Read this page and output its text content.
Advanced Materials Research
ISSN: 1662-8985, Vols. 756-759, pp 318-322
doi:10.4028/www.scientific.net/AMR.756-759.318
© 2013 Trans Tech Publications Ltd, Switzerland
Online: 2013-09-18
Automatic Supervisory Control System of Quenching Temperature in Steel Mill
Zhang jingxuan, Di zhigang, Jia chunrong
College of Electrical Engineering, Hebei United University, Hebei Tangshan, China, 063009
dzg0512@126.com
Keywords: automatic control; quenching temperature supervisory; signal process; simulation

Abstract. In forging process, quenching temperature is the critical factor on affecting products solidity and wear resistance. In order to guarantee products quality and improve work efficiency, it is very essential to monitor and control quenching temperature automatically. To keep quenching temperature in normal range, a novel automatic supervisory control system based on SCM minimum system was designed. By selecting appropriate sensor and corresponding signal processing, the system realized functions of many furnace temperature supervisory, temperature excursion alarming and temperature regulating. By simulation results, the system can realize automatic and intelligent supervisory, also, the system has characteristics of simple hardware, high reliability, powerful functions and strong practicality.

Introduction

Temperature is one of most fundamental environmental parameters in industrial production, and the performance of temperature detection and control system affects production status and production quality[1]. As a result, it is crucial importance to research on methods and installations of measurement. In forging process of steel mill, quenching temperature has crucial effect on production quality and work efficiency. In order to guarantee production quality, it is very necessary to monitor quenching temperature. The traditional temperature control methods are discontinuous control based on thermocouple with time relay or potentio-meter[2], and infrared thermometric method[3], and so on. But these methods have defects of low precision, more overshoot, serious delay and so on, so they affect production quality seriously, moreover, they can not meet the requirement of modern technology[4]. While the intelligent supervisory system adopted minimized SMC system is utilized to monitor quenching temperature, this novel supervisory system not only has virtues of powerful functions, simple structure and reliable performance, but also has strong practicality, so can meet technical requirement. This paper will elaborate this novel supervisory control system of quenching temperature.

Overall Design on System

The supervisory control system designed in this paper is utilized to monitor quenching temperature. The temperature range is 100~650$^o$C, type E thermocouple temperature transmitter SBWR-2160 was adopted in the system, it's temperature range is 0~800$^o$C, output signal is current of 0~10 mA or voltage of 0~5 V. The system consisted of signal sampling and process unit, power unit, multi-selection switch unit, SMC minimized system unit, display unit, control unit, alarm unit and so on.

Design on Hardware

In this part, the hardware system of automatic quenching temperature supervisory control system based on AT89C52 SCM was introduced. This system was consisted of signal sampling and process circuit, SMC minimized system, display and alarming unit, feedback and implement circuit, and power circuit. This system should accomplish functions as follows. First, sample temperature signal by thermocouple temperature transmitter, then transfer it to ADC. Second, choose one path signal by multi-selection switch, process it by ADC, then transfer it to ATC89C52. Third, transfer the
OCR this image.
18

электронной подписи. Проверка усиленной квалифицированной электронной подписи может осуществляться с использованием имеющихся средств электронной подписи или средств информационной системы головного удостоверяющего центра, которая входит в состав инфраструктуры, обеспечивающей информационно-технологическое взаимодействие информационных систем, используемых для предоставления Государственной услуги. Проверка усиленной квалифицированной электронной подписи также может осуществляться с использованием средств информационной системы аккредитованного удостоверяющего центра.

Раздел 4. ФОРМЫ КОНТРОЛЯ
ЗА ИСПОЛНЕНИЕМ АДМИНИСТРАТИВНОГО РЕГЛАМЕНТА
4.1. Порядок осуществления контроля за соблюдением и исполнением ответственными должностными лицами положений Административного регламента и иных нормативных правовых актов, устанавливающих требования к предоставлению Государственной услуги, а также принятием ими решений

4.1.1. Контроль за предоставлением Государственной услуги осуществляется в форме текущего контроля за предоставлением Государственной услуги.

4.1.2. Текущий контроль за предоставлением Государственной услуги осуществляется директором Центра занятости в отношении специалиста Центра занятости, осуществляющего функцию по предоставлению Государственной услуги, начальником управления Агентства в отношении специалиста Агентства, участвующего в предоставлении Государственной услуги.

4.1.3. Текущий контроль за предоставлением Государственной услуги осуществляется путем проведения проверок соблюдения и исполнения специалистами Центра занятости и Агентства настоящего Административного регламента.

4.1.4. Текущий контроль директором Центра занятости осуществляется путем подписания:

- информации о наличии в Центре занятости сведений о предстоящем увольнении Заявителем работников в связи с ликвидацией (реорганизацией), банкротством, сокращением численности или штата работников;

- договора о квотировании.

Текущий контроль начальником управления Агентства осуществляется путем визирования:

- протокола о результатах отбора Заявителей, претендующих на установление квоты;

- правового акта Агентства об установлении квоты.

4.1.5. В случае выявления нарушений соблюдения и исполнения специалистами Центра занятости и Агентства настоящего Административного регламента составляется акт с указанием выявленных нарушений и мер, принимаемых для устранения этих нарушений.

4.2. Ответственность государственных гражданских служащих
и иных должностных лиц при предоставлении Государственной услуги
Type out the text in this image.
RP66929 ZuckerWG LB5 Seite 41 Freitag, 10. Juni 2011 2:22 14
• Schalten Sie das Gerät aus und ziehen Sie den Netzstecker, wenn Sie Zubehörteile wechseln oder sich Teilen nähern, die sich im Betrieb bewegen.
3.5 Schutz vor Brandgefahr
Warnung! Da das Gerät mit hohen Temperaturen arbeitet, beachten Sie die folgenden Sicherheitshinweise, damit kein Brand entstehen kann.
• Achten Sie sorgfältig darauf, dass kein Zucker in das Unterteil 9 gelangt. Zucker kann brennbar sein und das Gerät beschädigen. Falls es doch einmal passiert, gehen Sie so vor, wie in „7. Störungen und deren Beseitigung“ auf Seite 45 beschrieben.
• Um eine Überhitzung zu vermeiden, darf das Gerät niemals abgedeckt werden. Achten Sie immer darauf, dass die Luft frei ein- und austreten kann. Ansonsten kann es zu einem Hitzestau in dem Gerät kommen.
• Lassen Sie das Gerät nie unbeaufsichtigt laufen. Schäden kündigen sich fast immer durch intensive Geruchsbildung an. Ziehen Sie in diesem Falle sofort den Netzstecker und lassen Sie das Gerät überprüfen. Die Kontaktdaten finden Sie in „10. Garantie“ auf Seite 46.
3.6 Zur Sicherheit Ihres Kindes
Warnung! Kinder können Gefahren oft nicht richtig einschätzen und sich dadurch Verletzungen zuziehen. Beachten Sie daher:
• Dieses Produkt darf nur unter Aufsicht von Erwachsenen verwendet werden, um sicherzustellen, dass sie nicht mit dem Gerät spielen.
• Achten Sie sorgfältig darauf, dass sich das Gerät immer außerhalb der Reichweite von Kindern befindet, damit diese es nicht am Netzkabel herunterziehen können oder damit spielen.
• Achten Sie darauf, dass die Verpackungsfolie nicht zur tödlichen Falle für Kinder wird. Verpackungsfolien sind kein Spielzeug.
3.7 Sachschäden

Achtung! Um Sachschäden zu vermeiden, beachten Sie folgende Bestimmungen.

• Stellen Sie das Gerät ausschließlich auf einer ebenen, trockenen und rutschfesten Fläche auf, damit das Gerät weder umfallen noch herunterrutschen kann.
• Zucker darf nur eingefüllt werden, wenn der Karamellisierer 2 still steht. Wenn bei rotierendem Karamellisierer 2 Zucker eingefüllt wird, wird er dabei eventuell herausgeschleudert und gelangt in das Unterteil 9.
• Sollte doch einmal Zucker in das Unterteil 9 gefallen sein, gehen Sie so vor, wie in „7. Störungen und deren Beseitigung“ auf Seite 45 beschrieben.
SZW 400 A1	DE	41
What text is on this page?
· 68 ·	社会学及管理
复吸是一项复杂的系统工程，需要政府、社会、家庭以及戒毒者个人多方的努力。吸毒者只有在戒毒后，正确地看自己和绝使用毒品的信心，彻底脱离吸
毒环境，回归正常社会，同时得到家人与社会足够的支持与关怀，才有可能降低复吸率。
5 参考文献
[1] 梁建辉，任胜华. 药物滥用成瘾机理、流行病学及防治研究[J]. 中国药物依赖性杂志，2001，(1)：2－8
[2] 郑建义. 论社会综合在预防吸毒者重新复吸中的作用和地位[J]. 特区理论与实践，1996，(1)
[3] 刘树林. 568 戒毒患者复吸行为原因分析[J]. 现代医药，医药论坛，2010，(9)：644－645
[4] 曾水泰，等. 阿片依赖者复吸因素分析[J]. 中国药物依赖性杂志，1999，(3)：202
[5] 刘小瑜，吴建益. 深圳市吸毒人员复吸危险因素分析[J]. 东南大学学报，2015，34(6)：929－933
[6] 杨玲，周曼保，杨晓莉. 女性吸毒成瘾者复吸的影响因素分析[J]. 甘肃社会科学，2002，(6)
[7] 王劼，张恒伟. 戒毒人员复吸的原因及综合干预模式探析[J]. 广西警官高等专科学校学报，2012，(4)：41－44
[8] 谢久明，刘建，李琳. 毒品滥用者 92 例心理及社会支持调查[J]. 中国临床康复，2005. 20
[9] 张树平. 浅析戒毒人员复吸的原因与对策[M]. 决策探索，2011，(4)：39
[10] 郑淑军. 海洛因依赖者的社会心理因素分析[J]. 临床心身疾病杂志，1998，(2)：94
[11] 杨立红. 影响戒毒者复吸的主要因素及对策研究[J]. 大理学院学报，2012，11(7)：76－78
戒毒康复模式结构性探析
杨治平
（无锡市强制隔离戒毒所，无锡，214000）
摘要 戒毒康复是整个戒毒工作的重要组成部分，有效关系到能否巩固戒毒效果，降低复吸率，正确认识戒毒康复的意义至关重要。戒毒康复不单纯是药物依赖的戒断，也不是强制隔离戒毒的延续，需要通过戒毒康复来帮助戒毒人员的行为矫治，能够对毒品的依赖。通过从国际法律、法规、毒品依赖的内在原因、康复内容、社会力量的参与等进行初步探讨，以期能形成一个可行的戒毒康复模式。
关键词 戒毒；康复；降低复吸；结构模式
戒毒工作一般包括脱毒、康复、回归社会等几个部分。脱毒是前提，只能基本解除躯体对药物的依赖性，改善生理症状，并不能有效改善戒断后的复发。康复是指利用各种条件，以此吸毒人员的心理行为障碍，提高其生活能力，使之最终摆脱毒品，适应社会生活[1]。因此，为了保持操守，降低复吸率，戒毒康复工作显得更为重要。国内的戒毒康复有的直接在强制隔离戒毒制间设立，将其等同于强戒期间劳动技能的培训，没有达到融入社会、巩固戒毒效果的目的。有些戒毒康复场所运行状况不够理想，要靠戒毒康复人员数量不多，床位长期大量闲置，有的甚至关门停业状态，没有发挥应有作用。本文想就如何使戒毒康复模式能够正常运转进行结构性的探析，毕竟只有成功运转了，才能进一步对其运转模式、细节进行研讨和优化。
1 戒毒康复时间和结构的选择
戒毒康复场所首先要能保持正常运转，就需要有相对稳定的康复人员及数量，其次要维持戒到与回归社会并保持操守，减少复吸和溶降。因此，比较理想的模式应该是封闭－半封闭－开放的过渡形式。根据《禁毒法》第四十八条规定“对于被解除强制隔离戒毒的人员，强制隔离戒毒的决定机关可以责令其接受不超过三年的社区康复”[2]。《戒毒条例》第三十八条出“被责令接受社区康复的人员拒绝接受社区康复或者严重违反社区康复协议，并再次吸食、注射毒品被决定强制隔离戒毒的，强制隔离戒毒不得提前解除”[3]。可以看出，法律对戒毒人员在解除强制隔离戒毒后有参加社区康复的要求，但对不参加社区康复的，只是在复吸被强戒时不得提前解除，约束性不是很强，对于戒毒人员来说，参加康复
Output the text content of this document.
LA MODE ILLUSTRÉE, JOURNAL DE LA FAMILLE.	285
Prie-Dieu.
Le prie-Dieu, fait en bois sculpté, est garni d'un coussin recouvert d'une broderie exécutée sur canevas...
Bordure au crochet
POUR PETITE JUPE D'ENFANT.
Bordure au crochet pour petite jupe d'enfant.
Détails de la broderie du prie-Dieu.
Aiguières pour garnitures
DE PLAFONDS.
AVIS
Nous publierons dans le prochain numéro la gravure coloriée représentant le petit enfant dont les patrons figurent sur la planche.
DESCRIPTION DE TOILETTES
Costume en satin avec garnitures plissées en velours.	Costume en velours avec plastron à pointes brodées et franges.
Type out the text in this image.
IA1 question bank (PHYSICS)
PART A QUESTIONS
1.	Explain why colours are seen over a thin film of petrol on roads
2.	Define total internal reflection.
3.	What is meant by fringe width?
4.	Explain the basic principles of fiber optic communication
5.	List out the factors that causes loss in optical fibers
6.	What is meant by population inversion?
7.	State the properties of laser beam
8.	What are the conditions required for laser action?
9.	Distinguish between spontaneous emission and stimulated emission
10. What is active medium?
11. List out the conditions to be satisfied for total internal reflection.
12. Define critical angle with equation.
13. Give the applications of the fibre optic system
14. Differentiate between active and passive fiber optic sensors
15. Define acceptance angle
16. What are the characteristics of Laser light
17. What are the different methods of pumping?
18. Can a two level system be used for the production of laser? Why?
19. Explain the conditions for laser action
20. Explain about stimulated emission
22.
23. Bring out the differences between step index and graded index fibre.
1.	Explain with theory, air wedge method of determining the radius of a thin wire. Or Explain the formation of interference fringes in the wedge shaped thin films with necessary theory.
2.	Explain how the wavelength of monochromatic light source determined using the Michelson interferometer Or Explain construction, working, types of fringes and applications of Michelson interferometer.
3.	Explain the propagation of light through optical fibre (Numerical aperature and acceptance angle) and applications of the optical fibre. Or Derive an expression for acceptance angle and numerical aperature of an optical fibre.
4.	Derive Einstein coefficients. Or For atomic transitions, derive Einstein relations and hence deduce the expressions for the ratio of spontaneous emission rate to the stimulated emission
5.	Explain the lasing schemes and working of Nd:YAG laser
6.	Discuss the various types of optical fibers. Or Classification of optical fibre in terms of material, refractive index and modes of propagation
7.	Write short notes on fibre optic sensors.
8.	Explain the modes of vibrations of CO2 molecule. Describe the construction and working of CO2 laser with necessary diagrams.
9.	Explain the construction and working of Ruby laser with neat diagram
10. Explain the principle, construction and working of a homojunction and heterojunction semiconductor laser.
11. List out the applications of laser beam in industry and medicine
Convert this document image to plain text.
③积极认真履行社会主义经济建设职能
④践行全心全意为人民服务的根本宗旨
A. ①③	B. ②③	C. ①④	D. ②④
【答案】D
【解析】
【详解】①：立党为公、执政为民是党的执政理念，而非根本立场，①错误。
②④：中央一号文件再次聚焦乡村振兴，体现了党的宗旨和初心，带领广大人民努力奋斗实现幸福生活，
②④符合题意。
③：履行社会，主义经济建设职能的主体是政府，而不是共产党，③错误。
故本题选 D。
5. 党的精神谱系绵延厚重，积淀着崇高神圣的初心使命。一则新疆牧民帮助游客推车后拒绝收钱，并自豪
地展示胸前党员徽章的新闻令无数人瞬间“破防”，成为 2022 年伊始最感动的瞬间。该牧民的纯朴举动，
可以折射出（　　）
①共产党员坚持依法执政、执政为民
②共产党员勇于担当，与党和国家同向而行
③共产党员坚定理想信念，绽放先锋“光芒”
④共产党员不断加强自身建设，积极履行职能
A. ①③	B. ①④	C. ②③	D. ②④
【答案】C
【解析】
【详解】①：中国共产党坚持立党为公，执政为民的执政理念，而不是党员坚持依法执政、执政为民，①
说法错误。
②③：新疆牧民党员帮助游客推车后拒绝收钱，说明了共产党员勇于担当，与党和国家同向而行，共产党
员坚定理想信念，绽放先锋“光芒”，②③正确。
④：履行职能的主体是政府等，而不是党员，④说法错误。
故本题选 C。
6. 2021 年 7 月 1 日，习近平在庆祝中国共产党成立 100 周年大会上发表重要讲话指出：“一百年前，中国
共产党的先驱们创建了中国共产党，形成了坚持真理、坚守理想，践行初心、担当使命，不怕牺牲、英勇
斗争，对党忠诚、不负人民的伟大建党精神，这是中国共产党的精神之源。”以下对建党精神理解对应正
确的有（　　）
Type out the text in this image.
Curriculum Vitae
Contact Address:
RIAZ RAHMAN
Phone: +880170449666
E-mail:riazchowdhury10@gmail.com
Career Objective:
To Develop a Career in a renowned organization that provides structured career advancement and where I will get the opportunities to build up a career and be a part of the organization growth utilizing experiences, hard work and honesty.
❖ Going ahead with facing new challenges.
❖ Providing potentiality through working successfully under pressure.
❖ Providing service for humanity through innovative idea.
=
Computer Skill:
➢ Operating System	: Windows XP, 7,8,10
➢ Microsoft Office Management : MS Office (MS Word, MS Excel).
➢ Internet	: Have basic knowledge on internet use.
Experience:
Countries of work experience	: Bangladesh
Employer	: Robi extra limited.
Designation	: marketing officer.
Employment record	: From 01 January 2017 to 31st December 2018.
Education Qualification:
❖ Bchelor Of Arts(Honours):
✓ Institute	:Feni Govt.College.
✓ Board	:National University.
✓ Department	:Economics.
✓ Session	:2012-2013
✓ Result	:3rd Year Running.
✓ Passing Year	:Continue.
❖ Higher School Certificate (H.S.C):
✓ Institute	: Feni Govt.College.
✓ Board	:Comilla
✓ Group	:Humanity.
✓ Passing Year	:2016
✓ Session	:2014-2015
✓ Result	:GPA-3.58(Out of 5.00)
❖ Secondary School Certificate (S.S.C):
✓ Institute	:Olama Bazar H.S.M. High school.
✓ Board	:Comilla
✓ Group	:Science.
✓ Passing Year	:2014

◆ YOUR INSTRUCTIONS
List every line above that holds the word "Passing".

◆ SOLUTION FOR THIS PROBLEM
✓ Passing Year	:Continue.
✓ Passing Year	:2016
✓ Passing Year	:2014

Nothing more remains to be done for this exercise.